Set each record down exactly, excluding all images.

···

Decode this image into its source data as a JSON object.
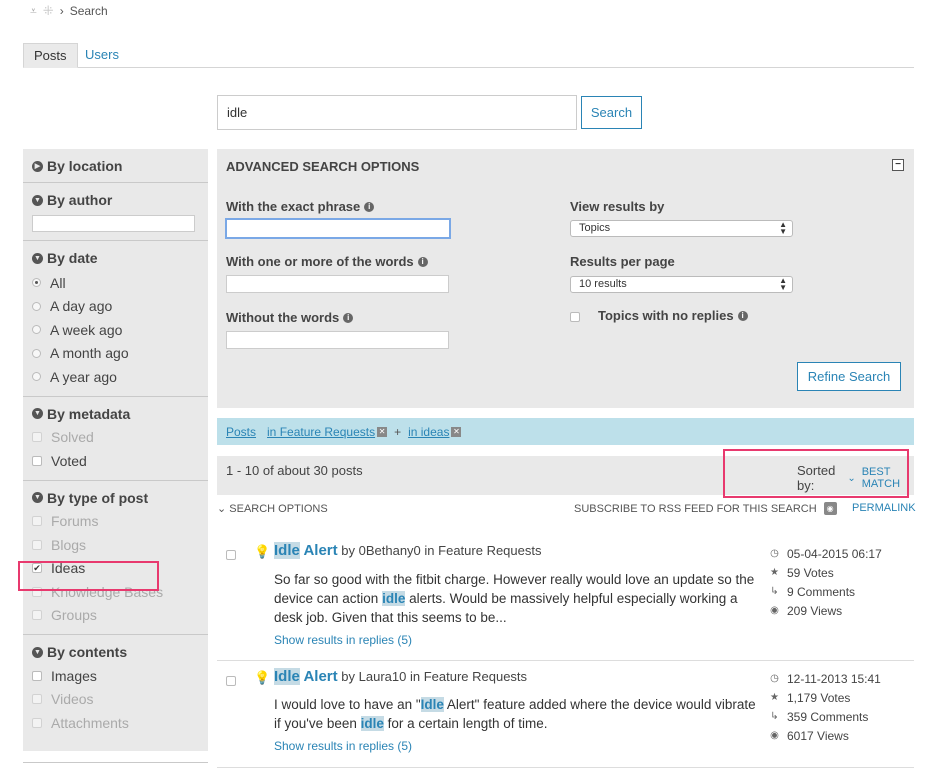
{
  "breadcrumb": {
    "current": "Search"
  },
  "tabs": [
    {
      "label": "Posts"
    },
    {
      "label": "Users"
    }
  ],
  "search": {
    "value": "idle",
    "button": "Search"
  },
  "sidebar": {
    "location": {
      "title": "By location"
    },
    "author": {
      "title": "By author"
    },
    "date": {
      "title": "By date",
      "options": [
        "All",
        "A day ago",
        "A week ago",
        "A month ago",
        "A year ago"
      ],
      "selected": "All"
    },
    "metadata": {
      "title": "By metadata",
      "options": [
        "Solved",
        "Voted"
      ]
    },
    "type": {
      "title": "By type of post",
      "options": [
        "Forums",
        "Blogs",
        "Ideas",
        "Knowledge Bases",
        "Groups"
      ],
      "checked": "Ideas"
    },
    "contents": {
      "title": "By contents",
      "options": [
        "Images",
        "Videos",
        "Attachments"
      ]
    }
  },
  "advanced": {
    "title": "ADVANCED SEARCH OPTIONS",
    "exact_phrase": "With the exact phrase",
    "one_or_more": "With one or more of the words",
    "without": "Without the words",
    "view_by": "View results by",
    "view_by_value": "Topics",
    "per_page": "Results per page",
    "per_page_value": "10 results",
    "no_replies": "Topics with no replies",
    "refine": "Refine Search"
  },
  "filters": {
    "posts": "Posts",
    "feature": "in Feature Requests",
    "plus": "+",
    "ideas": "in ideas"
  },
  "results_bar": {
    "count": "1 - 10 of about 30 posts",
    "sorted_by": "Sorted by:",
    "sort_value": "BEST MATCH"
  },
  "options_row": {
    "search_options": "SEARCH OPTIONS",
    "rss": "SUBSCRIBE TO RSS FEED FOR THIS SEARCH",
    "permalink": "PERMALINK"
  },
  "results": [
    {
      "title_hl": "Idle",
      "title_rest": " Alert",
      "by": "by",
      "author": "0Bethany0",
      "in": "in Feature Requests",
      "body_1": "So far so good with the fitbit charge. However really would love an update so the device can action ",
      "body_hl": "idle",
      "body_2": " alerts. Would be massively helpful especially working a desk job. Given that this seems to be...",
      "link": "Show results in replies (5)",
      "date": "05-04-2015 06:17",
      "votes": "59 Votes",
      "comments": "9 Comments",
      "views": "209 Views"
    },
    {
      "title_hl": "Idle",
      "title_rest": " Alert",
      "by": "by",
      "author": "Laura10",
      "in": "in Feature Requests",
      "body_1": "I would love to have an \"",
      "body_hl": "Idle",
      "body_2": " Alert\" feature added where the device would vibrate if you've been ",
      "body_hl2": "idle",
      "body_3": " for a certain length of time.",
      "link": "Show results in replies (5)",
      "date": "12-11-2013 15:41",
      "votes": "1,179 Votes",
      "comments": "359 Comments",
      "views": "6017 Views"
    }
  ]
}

···

## RESULT FOR THIS TASK
Decode this image into its source data as a JSON object.
{
  "breadcrumb": {
    "current": "Search"
  },
  "tabs": [
    {
      "label": "Posts"
    },
    {
      "label": "Users"
    }
  ],
  "search": {
    "value": "idle",
    "button": "Search"
  },
  "sidebar": {
    "location": {
      "title": "By location"
    },
    "author": {
      "title": "By author"
    },
    "date": {
      "title": "By date",
      "options": [
        "All",
        "A day ago",
        "A week ago",
        "A month ago",
        "A year ago"
      ],
      "selected": "All"
    },
    "metadata": {
      "title": "By metadata",
      "options": [
        "Solved",
        "Voted"
      ]
    },
    "type": {
      "title": "By type of post",
      "options": [
        "Forums",
        "Blogs",
        "Ideas",
        "Knowledge Bases",
        "Groups"
      ],
      "checked": "Ideas"
    },
    "contents": {
      "title": "By contents",
      "options": [
        "Images",
        "Videos",
        "Attachments"
      ]
    }
  },
  "advanced": {
    "title": "ADVANCED SEARCH OPTIONS",
    "exact_phrase": "With the exact phrase",
    "one_or_more": "With one or more of the words",
    "without": "Without the words",
    "view_by": "View results by",
    "view_by_value": "Topics",
    "per_page": "Results per page",
    "per_page_value": "10 results",
    "no_replies": "Topics with no replies",
    "refine": "Refine Search"
  },
  "filters": {
    "posts": "Posts",
    "feature": "in Feature Requests",
    "plus": "+",
    "ideas": "in ideas"
  },
  "results_bar": {
    "count": "1 - 10 of about 30 posts",
    "sorted_by": "Sorted by:",
    "sort_value": "BEST MATCH"
  },
  "options_row": {
    "search_options": "SEARCH OPTIONS",
    "rss": "SUBSCRIBE TO RSS FEED FOR THIS SEARCH",
    "permalink": "PERMALINK"
  },
  "results": [
    {
      "title_hl": "Idle",
      "title_rest": " Alert",
      "by": "by",
      "author": "0Bethany0",
      "in": "in Feature Requests",
      "body_1": "So far so good with the fitbit charge. However really would love an update so the device can action ",
      "body_hl": "idle",
      "body_2": " alerts. Would be massively helpful especially working a desk job. Given that this seems to be...",
      "link": "Show results in replies (5)",
      "date": "05-04-2015 06:17",
      "votes": "59 Votes",
      "comments": "9 Comments",
      "views": "209 Views"
    },
    {
      "title_hl": "Idle",
      "title_rest": " Alert",
      "by": "by",
      "author": "Laura10",
      "in": "in Feature Requests",
      "body_1": "I would love to have an \"",
      "body_hl": "Idle",
      "body_2": " Alert\" feature added where the device would vibrate if you've been ",
      "body_hl2": "idle",
      "body_3": " for a certain length of time.",
      "link": "Show results in replies (5)",
      "date": "12-11-2013 15:41",
      "votes": "1,179 Votes",
      "comments": "359 Comments",
      "views": "6017 Views"
    }
  ]
}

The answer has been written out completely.